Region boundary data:
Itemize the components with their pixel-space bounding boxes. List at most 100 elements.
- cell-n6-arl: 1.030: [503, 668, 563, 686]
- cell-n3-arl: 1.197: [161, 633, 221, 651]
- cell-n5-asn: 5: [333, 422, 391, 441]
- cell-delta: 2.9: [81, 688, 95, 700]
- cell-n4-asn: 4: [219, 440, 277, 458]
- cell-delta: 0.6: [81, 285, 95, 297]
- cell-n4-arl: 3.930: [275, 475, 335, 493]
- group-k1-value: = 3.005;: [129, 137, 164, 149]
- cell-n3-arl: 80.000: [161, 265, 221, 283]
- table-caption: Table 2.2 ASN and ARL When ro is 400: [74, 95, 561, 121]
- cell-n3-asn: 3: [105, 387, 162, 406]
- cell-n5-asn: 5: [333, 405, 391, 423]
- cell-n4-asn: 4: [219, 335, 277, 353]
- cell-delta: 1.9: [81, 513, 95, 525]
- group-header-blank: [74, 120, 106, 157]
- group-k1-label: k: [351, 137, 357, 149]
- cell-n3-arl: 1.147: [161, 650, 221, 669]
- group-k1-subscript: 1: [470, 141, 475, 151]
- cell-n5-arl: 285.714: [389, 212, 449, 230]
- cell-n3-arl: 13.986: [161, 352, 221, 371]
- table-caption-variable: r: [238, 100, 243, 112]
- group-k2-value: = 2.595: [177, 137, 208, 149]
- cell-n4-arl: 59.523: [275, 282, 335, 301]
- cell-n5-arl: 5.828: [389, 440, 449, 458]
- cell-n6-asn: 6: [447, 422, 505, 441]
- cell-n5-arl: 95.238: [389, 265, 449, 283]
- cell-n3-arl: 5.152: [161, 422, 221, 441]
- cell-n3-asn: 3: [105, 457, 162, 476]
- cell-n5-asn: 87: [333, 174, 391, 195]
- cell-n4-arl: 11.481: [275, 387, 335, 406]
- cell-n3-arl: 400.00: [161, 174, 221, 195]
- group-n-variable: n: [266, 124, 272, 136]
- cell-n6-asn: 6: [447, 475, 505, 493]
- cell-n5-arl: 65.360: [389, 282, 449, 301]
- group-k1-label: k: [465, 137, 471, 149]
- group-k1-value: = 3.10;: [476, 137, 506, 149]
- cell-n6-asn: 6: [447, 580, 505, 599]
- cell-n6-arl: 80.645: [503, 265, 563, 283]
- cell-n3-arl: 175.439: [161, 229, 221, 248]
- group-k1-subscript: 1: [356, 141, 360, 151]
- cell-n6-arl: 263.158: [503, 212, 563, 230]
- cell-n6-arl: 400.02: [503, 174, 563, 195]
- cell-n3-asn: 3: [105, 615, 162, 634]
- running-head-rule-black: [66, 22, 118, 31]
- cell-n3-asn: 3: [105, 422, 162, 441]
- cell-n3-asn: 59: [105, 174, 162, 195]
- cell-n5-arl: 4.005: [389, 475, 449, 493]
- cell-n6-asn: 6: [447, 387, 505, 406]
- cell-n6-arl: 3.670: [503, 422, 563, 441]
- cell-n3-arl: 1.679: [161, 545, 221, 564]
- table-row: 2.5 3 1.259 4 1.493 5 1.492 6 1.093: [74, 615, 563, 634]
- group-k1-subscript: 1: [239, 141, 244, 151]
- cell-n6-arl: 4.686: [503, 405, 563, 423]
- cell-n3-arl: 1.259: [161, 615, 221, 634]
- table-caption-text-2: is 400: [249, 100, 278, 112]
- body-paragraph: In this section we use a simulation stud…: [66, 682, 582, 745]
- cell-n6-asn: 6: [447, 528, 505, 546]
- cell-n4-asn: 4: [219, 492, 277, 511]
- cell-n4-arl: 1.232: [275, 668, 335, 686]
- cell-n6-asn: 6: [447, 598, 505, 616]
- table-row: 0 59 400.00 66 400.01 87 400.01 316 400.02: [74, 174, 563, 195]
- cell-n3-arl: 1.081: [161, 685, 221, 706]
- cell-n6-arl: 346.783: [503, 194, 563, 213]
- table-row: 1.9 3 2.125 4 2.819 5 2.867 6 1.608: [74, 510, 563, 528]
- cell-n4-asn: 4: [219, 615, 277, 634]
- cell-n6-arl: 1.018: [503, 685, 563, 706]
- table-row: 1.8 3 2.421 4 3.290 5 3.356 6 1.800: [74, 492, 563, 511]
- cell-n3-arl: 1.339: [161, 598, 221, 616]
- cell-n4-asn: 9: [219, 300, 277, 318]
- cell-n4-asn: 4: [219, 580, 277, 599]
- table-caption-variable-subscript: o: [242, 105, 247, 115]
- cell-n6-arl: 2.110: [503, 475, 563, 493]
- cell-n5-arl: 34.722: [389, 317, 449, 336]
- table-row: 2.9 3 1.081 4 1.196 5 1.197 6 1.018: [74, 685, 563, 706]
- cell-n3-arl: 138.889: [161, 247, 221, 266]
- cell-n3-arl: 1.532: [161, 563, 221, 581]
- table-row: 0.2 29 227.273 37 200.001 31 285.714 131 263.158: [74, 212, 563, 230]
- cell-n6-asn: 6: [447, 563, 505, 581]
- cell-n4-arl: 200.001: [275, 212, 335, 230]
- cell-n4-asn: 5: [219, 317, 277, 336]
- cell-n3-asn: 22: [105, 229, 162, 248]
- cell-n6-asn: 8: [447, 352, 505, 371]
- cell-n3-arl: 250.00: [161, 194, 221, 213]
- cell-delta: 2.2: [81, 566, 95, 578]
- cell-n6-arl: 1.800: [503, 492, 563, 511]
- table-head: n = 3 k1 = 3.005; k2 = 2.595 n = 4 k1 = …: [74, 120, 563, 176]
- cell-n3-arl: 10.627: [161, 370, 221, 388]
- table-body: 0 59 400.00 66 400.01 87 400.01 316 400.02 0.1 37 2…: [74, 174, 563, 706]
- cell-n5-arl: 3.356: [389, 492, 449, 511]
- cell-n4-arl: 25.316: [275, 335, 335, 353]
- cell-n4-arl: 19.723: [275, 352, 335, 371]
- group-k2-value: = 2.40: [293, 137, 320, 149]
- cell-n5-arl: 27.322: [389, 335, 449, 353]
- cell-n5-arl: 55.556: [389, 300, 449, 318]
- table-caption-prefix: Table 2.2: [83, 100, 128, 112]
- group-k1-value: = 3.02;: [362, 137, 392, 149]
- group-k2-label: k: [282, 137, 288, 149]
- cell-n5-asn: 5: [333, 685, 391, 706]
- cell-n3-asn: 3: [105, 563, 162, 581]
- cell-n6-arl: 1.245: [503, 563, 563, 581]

#### Problem
Copy every row above character for character, without changing anything.

#### Final result
Itemize the components with their pixel-space bounding boxes. List at most 100 elements.
- cell-n6-arl: 1.030: [503, 668, 563, 686]
- cell-n3-arl: 1.197: [161, 633, 221, 651]
- cell-n5-asn: 5: [333, 422, 391, 441]
- cell-delta: 2.9: [81, 688, 95, 700]
- cell-n4-asn: 4: [219, 440, 277, 458]
- cell-delta: 0.6: [81, 285, 95, 297]
- cell-n4-arl: 3.930: [275, 475, 335, 493]
- group-k1-value: = 3.005;: [129, 137, 164, 149]
- cell-n3-arl: 80.000: [161, 265, 221, 283]
- table-caption: Table 2.2 ASN and ARL When ro is 400: [74, 95, 561, 121]
- cell-n3-asn: 3: [105, 387, 162, 406]
- cell-n5-asn: 5: [333, 405, 391, 423]
- cell-n4-asn: 4: [219, 335, 277, 353]
- cell-delta: 1.9: [81, 513, 95, 525]
- group-header-blank: [74, 120, 106, 157]
- group-k1-label: k: [351, 137, 357, 149]
- cell-n3-arl: 1.147: [161, 650, 221, 669]
- group-k1-subscript: 1: [470, 141, 475, 151]
- cell-n5-arl: 285.714: [389, 212, 449, 230]
- cell-n3-arl: 13.986: [161, 352, 221, 371]
- table-caption-variable: r: [238, 100, 243, 112]
- group-k2-value: = 2.595: [177, 137, 208, 149]
- cell-n4-arl: 59.523: [275, 282, 335, 301]
- cell-n5-arl: 5.828: [389, 440, 449, 458]
- cell-n6-asn: 6: [447, 422, 505, 441]
- cell-n5-arl: 95.238: [389, 265, 449, 283]
- cell-n3-arl: 5.152: [161, 422, 221, 441]
- cell-n3-asn: 3: [105, 457, 162, 476]
- cell-n5-asn: 87: [333, 174, 391, 195]
- cell-n4-arl: 11.481: [275, 387, 335, 406]
- cell-n3-arl: 400.00: [161, 174, 221, 195]
- group-n-variable: n: [266, 124, 272, 136]
- cell-n6-asn: 6: [447, 475, 505, 493]
- cell-n5-arl: 65.360: [389, 282, 449, 301]
- group-k1-label: k: [465, 137, 471, 149]
- group-k1-value: = 3.10;: [476, 137, 506, 149]
- cell-n6-asn: 6: [447, 580, 505, 599]
- cell-n6-arl: 80.645: [503, 265, 563, 283]
- cell-n3-arl: 175.439: [161, 229, 221, 248]
- group-k1-subscript: 1: [356, 141, 360, 151]
- cell-n6-arl: 263.158: [503, 212, 563, 230]
- cell-n6-arl: 400.02: [503, 174, 563, 195]
- cell-n3-asn: 3: [105, 615, 162, 634]
- running-head-rule-black: [66, 22, 118, 31]
- cell-n3-asn: 3: [105, 422, 162, 441]
- cell-n3-asn: 59: [105, 174, 162, 195]
- cell-n5-arl: 4.005: [389, 475, 449, 493]
- cell-n6-asn: 6: [447, 387, 505, 406]
- cell-n6-arl: 3.670: [503, 422, 563, 441]
- cell-n3-arl: 1.679: [161, 545, 221, 564]
- table-row: 2.5 3 1.259 4 1.493 5 1.492 6 1.093: [74, 615, 563, 634]
- group-k1-subscript: 1: [239, 141, 244, 151]
- cell-n6-arl: 4.686: [503, 405, 563, 423]
- cell-n3-arl: 1.259: [161, 615, 221, 634]
- table-caption-text-2: is 400: [249, 100, 278, 112]
- body-paragraph: In this section we use a simulation stud…: [66, 682, 582, 745]
- cell-n6-asn: 6: [447, 528, 505, 546]
- cell-n4-asn: 4: [219, 492, 277, 511]
- cell-n4-arl: 1.232: [275, 668, 335, 686]
- cell-n6-asn: 6: [447, 598, 505, 616]
- table-row: 0 59 400.00 66 400.01 87 400.01 316 400.02: [74, 174, 563, 195]
- cell-n3-arl: 1.081: [161, 685, 221, 706]
- cell-n6-arl: 346.783: [503, 194, 563, 213]
- table-row: 1.9 3 2.125 4 2.819 5 2.867 6 1.608: [74, 510, 563, 528]
- cell-n4-asn: 4: [219, 615, 277, 634]
- cell-n6-arl: 1.018: [503, 685, 563, 706]
- table-row: 1.8 3 2.421 4 3.290 5 3.356 6 1.800: [74, 492, 563, 511]
- cell-n3-arl: 1.339: [161, 598, 221, 616]
- cell-n4-asn: 9: [219, 300, 277, 318]
- cell-n4-asn: 4: [219, 580, 277, 599]
- table-caption-variable-subscript: o: [242, 105, 247, 115]
- cell-n6-arl: 2.110: [503, 475, 563, 493]
- cell-n5-arl: 34.722: [389, 317, 449, 336]
- table-row: 2.9 3 1.081 4 1.196 5 1.197 6 1.018: [74, 685, 563, 706]
- cell-n3-arl: 138.889: [161, 247, 221, 266]
- cell-n3-arl: 1.532: [161, 563, 221, 581]
- table-row: 0.2 29 227.273 37 200.001 31 285.714 131 263.158: [74, 212, 563, 230]
- cell-n6-asn: 6: [447, 563, 505, 581]
- cell-n4-arl: 200.001: [275, 212, 335, 230]
- cell-n4-asn: 5: [219, 317, 277, 336]
- cell-n3-asn: 22: [105, 229, 162, 248]
- cell-n6-asn: 8: [447, 352, 505, 371]
- cell-n3-arl: 250.00: [161, 194, 221, 213]
- cell-delta: 2.2: [81, 566, 95, 578]
- cell-n6-arl: 1.800: [503, 492, 563, 511]
- table-head: n = 3 k1 = 3.005; k2 = 2.595 n = 4 k1 = …: [74, 120, 563, 176]
- cell-n3-arl: 10.627: [161, 370, 221, 388]
- table-body: 0 59 400.00 66 400.01 87 400.01 316 400.02 0.1 37 2…: [74, 174, 563, 706]
- cell-n5-arl: 3.356: [389, 492, 449, 511]
- cell-n4-arl: 25.316: [275, 335, 335, 353]
- cell-n4-arl: 19.723: [275, 352, 335, 371]
- group-k2-value: = 2.40: [293, 137, 320, 149]
- cell-n5-arl: 27.322: [389, 335, 449, 353]
- cell-n5-arl: 55.556: [389, 300, 449, 318]
- table-caption-prefix: Table 2.2: [83, 100, 128, 112]
- group-k1-value: = 3.02;: [362, 137, 392, 149]
- group-k2-label: k: [282, 137, 288, 149]
- cell-n5-asn: 5: [333, 685, 391, 706]
- cell-n3-asn: 3: [105, 563, 162, 581]
- cell-n6-arl: 1.245: [503, 563, 563, 581]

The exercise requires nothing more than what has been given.